## WHAT IS BEING ASKED
Set down the data below without change, skipping the pictures it holds.

## SUPPLIED RECORDS

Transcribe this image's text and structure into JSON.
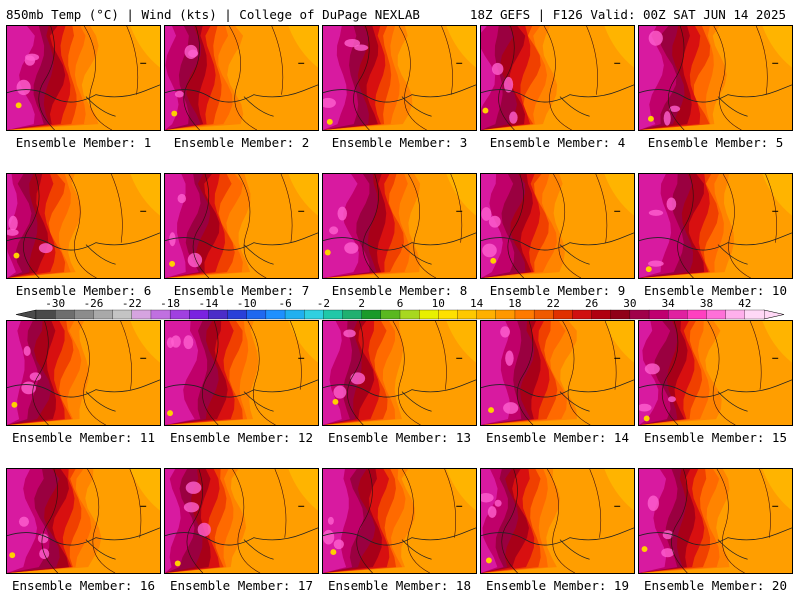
{
  "header": {
    "left": "850mb Temp (°C) | Wind (kts) | College of DuPage NEXLAB",
    "right": "18Z GEFS | F126 Valid: 00Z SAT JUN 14 2025"
  },
  "members": [
    "Ensemble Member: 1",
    "Ensemble Member: 2",
    "Ensemble Member: 3",
    "Ensemble Member: 4",
    "Ensemble Member: 5",
    "Ensemble Member: 6",
    "Ensemble Member: 7",
    "Ensemble Member: 8",
    "Ensemble Member: 9",
    "Ensemble Member: 10",
    "Ensemble Member: 11",
    "Ensemble Member: 12",
    "Ensemble Member: 13",
    "Ensemble Member: 14",
    "Ensemble Member: 15",
    "Ensemble Member: 16",
    "Ensemble Member: 17",
    "Ensemble Member: 18",
    "Ensemble Member: 19",
    "Ensemble Member: 20"
  ],
  "colorbar": {
    "labels": [
      "-30",
      "-26",
      "-22",
      "-18",
      "-14",
      "-10",
      "-6",
      "-2",
      "2",
      "6",
      "10",
      "14",
      "18",
      "22",
      "26",
      "30",
      "34",
      "38",
      "42"
    ],
    "colors": [
      "#4a4a4a",
      "#6e6e6e",
      "#8c8c8c",
      "#a9a9a9",
      "#c4c4c4",
      "#d6a4e0",
      "#c070e0",
      "#a040e0",
      "#7a22e0",
      "#4b2cc8",
      "#2a40d8",
      "#1f68f0",
      "#1e90ff",
      "#20b0f0",
      "#30d0e0",
      "#20c8a8",
      "#20b070",
      "#1a9a2a",
      "#5ab820",
      "#a8d820",
      "#e8f000",
      "#ffe000",
      "#ffc800",
      "#ffb000",
      "#ff9800",
      "#ff7a00",
      "#f05a00",
      "#e03000",
      "#d01010",
      "#b00010",
      "#900018",
      "#a0004a",
      "#c00070",
      "#e020a0",
      "#ff40c0",
      "#ff70d8",
      "#ffb0ec",
      "#ffd8f6"
    ]
  }
}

## SOLUTION FOR THIS TASK
Transcribe this image's text and structure into JSON.
{
  "header": {
    "left": "850mb Temp (°C) | Wind (kts) | College of DuPage NEXLAB",
    "right": "18Z GEFS | F126 Valid: 00Z SAT JUN 14 2025"
  },
  "members": [
    "Ensemble Member: 1",
    "Ensemble Member: 2",
    "Ensemble Member: 3",
    "Ensemble Member: 4",
    "Ensemble Member: 5",
    "Ensemble Member: 6",
    "Ensemble Member: 7",
    "Ensemble Member: 8",
    "Ensemble Member: 9",
    "Ensemble Member: 10",
    "Ensemble Member: 11",
    "Ensemble Member: 12",
    "Ensemble Member: 13",
    "Ensemble Member: 14",
    "Ensemble Member: 15",
    "Ensemble Member: 16",
    "Ensemble Member: 17",
    "Ensemble Member: 18",
    "Ensemble Member: 19",
    "Ensemble Member: 20"
  ],
  "colorbar": {
    "labels": [
      "-30",
      "-26",
      "-22",
      "-18",
      "-14",
      "-10",
      "-6",
      "-2",
      "2",
      "6",
      "10",
      "14",
      "18",
      "22",
      "26",
      "30",
      "34",
      "38",
      "42"
    ],
    "colors": [
      "#4a4a4a",
      "#6e6e6e",
      "#8c8c8c",
      "#a9a9a9",
      "#c4c4c4",
      "#d6a4e0",
      "#c070e0",
      "#a040e0",
      "#7a22e0",
      "#4b2cc8",
      "#2a40d8",
      "#1f68f0",
      "#1e90ff",
      "#20b0f0",
      "#30d0e0",
      "#20c8a8",
      "#20b070",
      "#1a9a2a",
      "#5ab820",
      "#a8d820",
      "#e8f000",
      "#ffe000",
      "#ffc800",
      "#ffb000",
      "#ff9800",
      "#ff7a00",
      "#f05a00",
      "#e03000",
      "#d01010",
      "#b00010",
      "#900018",
      "#a0004a",
      "#c00070",
      "#e020a0",
      "#ff40c0",
      "#ff70d8",
      "#ffb0ec",
      "#ffd8f6"
    ]
  }
}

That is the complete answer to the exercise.